**Listed entries**

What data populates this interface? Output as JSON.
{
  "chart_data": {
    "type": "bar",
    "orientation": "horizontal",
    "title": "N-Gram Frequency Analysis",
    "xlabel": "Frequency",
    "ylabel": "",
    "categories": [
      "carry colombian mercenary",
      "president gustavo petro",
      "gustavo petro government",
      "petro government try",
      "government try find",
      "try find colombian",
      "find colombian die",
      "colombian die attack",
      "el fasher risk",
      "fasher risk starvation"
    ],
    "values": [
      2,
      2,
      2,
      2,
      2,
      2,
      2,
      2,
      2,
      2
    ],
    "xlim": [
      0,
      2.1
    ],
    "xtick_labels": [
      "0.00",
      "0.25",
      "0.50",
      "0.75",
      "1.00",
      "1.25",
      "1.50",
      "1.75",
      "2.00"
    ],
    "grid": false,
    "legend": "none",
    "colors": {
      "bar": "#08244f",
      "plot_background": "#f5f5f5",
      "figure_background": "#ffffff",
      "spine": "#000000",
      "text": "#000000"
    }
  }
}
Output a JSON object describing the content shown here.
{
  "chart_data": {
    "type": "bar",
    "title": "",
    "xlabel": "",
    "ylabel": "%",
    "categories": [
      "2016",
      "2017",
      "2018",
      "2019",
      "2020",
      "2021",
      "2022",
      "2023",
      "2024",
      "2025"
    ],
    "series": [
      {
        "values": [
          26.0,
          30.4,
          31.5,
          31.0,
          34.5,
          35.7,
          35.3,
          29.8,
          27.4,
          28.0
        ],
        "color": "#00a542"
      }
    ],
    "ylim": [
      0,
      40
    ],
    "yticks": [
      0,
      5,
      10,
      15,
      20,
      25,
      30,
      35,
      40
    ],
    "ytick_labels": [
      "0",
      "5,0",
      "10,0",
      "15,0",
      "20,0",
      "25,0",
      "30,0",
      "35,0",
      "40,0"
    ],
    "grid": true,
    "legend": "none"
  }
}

**Work to do**
Write out once more the lines above beginning at the line with "Output a JSON"; continue through the final line and stop there.

**Correct answer**
Output a JSON object describing the content shown here.
{
  "chart_data": {
    "type": "bar",
    "title": "",
    "xlabel": "",
    "ylabel": "%",
    "categories": [
      "2016",
      "2017",
      "2018",
      "2019",
      "2020",
      "2021",
      "2022",
      "2023",
      "2024",
      "2025"
    ],
    "series": [
      {
        "values": [
          26.0,
          30.4,
          31.5,
          31.0,
          34.5,
          35.7,
          35.3,
          29.8,
          27.4,
          28.0
        ],
        "color": "#00a542"
      }
    ],
    "ylim": [
      0,
      40
    ],
    "yticks": [
      0,
      5,
      10,
      15,
      20,
      25,
      30,
      35,
      40
    ],
    "ytick_labels": [
      "0",
      "5,0",
      "10,0",
      "15,0",
      "20,0",
      "25,0",
      "30,0",
      "35,0",
      "40,0"
    ],
    "grid": true,
    "legend": "none"
  }
}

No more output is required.